▶ EXTRACTED RECORDS
[Begin]
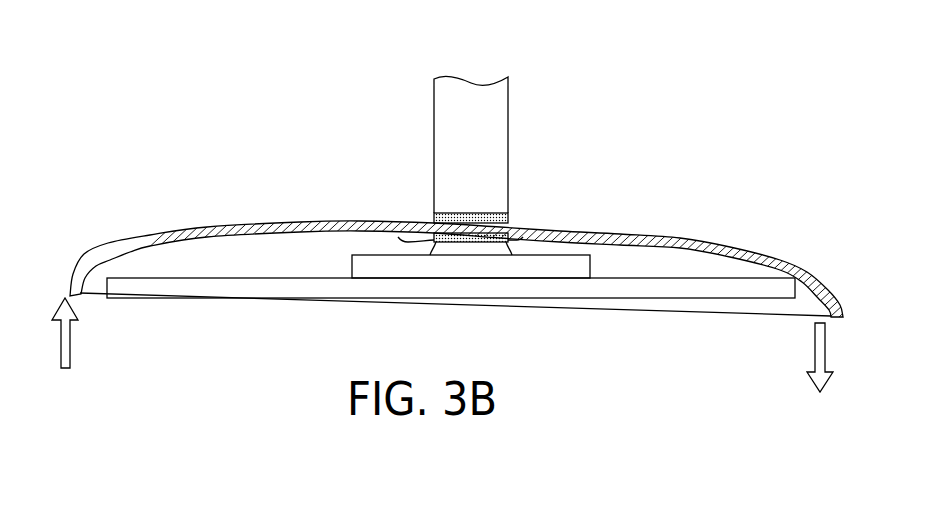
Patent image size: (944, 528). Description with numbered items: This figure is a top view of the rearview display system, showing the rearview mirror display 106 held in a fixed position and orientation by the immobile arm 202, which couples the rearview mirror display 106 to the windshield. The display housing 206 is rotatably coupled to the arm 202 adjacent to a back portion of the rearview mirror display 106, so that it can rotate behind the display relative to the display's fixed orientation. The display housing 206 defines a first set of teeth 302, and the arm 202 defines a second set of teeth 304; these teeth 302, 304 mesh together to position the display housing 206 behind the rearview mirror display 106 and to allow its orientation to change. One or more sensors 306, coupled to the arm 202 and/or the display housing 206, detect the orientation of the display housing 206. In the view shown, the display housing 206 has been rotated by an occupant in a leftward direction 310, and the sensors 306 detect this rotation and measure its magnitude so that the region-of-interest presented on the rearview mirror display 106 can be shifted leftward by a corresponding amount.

The rearview mirror display 106 is at (198, 289).
The arm 202 is at (489, 111).
The display housing 206 is at (97, 256).
The teeth 302 is at (470, 213).
The teeth 304 is at (422, 213).
The sensors 306 is at (398, 237).
The leftward direction 310 is at (70, 344).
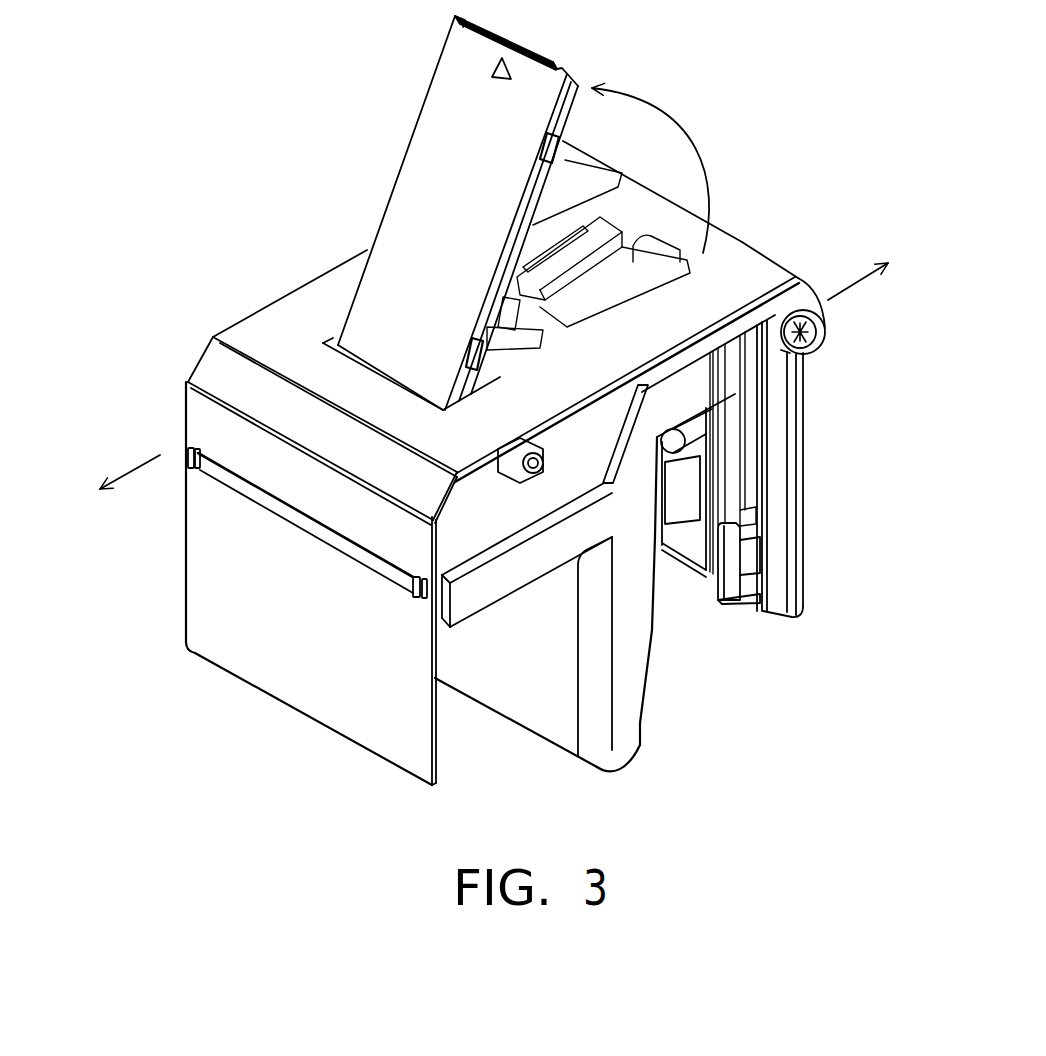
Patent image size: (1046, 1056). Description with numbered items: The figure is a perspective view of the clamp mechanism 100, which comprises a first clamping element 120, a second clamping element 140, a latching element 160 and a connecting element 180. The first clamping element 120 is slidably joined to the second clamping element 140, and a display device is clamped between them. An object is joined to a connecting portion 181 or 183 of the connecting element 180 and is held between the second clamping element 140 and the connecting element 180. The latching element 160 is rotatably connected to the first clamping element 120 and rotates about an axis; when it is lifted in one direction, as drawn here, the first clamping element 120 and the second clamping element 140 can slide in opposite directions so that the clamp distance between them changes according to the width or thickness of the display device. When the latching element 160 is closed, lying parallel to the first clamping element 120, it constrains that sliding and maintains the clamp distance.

The clamp mechanism 100 is at (103, 121).
The first clamping element 120 is at (189, 364).
The second clamping element 140 is at (652, 689).
The latching element 160 is at (462, 136).
The connecting element 180 is at (809, 429).
The connecting portion 181 is at (697, 435).
The connecting portion 183 is at (740, 585).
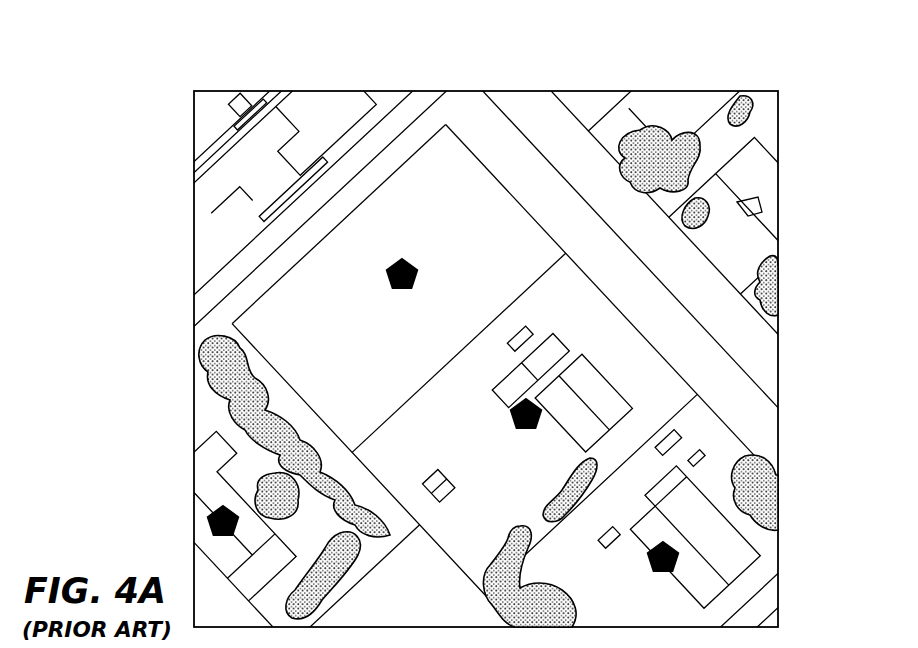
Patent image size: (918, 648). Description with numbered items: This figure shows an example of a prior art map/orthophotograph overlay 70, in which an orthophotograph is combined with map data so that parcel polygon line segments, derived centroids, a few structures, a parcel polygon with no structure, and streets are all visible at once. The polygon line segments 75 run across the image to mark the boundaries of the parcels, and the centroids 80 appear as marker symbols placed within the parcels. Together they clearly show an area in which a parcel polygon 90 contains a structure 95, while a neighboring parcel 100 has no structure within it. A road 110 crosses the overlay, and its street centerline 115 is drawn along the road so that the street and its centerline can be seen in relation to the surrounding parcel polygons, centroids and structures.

The map/orthophotograph overlay 70 is at (198, 62).
The polygon line segments 75 is at (458, 567).
The centroids 80 is at (392, 284).
The parcel polygon 90 is at (673, 400).
The structure 95 is at (617, 392).
The parcel 100 is at (245, 312).
The road 110 is at (707, 289).
The street centerline 115 is at (519, 124).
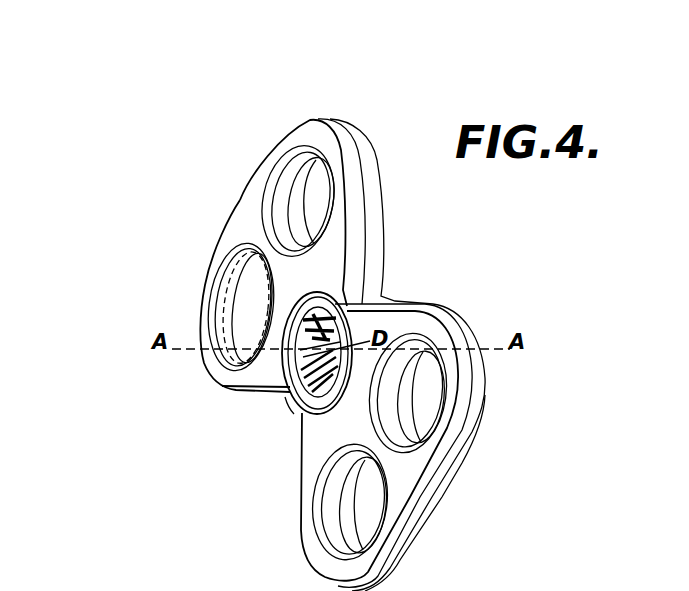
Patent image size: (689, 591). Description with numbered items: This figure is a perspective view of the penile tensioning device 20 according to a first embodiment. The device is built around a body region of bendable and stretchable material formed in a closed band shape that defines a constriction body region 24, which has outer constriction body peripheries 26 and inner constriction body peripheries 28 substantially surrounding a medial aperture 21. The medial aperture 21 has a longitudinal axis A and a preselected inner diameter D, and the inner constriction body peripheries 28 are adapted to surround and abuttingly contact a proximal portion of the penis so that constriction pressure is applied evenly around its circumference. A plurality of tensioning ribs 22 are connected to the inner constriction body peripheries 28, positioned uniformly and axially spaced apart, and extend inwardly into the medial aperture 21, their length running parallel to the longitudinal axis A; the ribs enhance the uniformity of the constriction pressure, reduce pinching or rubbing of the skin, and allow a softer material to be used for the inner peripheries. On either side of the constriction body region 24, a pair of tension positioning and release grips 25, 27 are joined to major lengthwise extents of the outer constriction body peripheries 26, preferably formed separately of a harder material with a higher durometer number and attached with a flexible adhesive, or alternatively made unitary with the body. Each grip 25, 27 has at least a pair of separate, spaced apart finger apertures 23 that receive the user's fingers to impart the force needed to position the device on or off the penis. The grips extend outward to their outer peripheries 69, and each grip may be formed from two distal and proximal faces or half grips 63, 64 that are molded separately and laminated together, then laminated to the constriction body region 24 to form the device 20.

The penile tensioning device 20 is at (152, 272).
The medial aperture 21 is at (293, 393).
The tensioning ribs 22 is at (333, 320).
The finger apertures 23 is at (332, 217).
The constriction body region 24 is at (294, 411).
The tension positioning and release grip 25 is at (200, 353).
The outer constriction body peripheries 26 is at (336, 402).
The tension positioning and release grip 27 is at (452, 398).
The inner constriction body peripheries 28 is at (327, 340).
The half grip 63 is at (327, 143).
The half grip 64 is at (368, 147).
The outer peripheries of the grips 69 is at (452, 482).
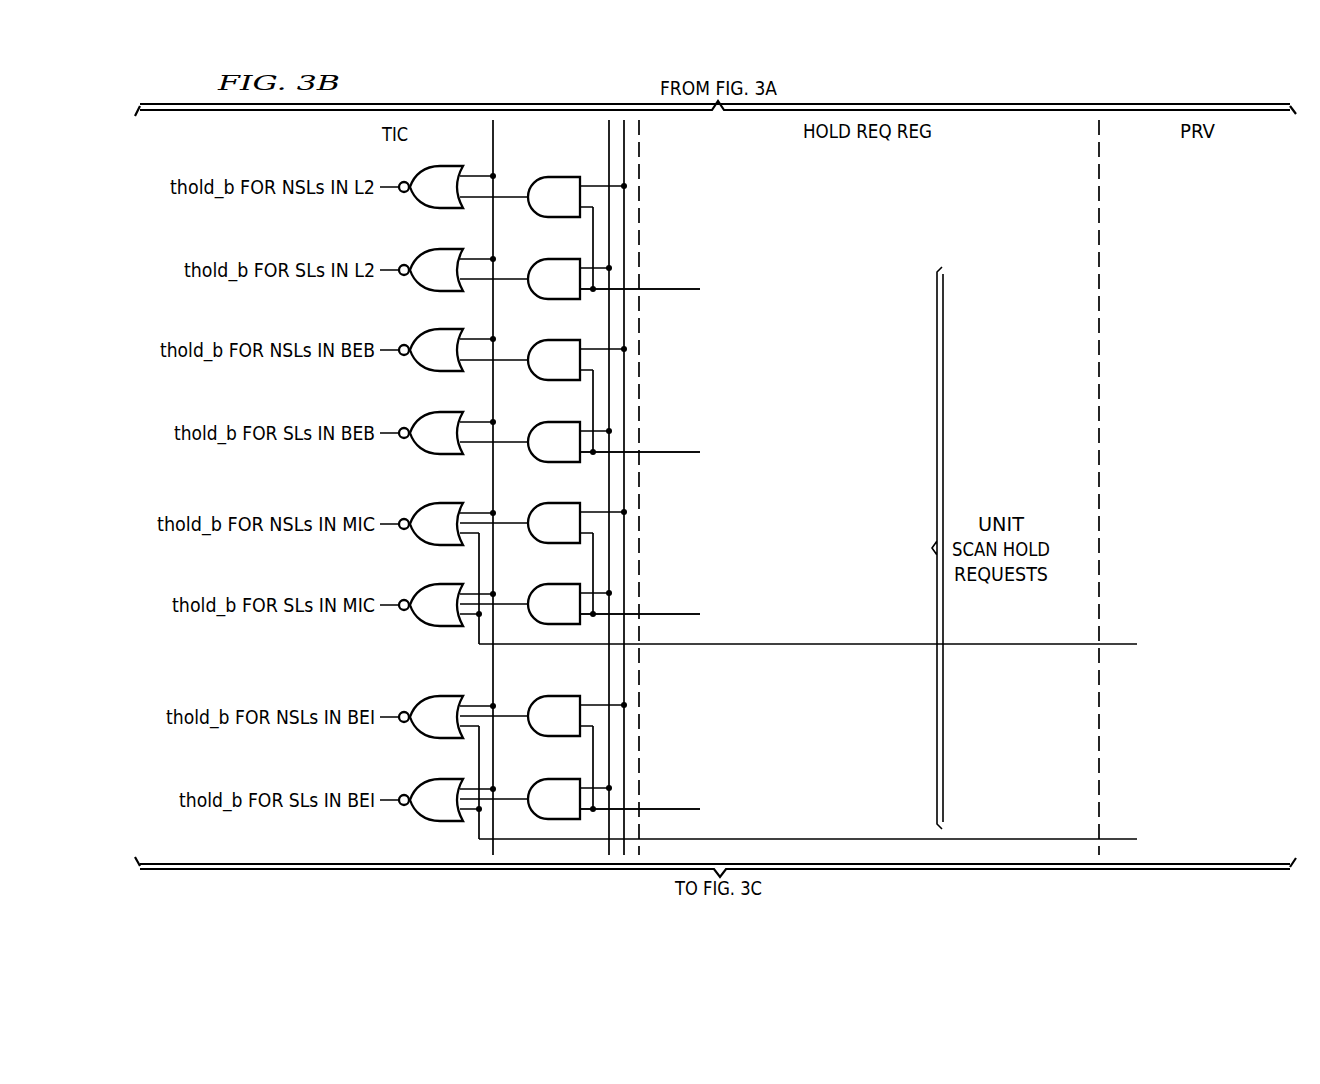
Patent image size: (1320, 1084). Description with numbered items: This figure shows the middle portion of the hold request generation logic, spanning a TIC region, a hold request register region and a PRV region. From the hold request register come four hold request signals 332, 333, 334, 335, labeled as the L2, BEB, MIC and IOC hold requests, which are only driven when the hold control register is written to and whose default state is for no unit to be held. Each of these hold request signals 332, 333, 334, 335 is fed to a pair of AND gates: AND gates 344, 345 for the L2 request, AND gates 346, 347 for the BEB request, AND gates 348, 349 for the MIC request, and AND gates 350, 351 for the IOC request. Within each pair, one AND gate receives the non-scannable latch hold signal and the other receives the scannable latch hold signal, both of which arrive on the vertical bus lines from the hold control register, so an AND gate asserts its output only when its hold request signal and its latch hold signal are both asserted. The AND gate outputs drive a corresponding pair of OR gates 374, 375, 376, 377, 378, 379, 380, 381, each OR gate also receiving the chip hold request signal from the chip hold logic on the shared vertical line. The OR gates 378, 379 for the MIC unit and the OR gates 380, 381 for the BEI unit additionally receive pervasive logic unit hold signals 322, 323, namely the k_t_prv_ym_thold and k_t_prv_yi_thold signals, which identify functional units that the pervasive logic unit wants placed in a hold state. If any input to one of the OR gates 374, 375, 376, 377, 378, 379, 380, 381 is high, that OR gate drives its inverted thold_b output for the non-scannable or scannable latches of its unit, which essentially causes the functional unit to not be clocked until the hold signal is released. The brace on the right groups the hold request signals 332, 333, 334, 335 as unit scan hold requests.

The pervasive logic unit hold signal 322 is at (1117, 645).
The pervasive logic unit hold signal 323 is at (1117, 838).
The hold request signal 332 is at (656, 289).
The hold request signal 333 is at (656, 452).
The hold request signal 334 is at (656, 614).
The hold request signal 335 is at (656, 809).
The AND gate 344 is at (542, 178).
The AND gate 345 is at (542, 260).
The AND gate 346 is at (542, 341).
The AND gate 347 is at (542, 423).
The AND gate 348 is at (542, 504).
The AND gate 349 is at (542, 585).
The AND gate 350 is at (542, 697).
The AND gate 351 is at (542, 780).
The OR gate 374 is at (423, 208).
The OR gate 375 is at (423, 291).
The OR gate 376 is at (423, 371).
The OR gate 377 is at (423, 454).
The OR gate 378 is at (423, 545).
The OR gate 379 is at (423, 626).
The OR gate 380 is at (423, 738).
The OR gate 381 is at (423, 821).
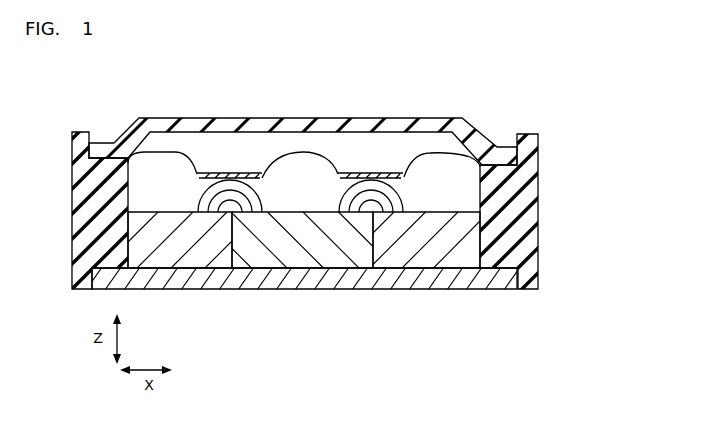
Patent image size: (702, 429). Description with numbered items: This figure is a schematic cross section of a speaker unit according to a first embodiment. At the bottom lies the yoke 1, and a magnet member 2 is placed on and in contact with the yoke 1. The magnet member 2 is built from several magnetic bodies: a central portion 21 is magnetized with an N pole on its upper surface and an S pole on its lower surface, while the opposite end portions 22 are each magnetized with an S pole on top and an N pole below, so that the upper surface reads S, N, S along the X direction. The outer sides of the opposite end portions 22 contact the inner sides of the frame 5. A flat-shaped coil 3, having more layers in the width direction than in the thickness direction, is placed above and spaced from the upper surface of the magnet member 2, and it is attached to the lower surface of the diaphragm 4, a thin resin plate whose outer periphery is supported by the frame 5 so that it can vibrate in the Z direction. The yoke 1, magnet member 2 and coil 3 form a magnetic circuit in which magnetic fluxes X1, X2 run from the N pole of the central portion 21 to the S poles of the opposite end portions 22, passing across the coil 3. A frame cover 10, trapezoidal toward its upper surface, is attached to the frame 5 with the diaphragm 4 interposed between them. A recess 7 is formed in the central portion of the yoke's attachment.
[End]
▶ GOAL
Rewrite the listing from its start through the line containing "The teeth 304 is at (422, 213).", inclusive, with "immobile" replaced by "stationary" and nothing else changed. Include only those lines and leave out the pictures.

▶ CORRECT ANSWER
Patent image size: (944, 528). Description with numbered items: This figure is a top view of the rearview display system, showing the rearview mirror display 106 held in a fixed position and orientation by the stationary arm 202, which couples the rearview mirror display 106 to the windshield. The display housing 206 is rotatably coupled to the arm 202 adjacent to a back portion of the rearview mirror display 106, so that it can rotate behind the display relative to the display's fixed orientation. The display housing 206 defines a first set of teeth 302, and the arm 202 defines a second set of teeth 304; these teeth 302, 304 mesh together to position the display housing 206 behind the rearview mirror display 106 and to allow its orientation to change. One or more sensors 306, coupled to the arm 202 and/or the display housing 206, detect the orientation of the display housing 206. In the view shown, the display housing 206 has been rotated by an occupant in a leftward direction 310, and the sensors 306 detect this rotation and measure its magnitude so that the region-of-interest presented on the rearview mirror display 106 can be shifted leftward by a corresponding amount.

The rearview mirror display 106 is at (198, 289).
The arm 202 is at (489, 111).
The display housing 206 is at (97, 256).
The teeth 302 is at (470, 213).
The teeth 304 is at (422, 213).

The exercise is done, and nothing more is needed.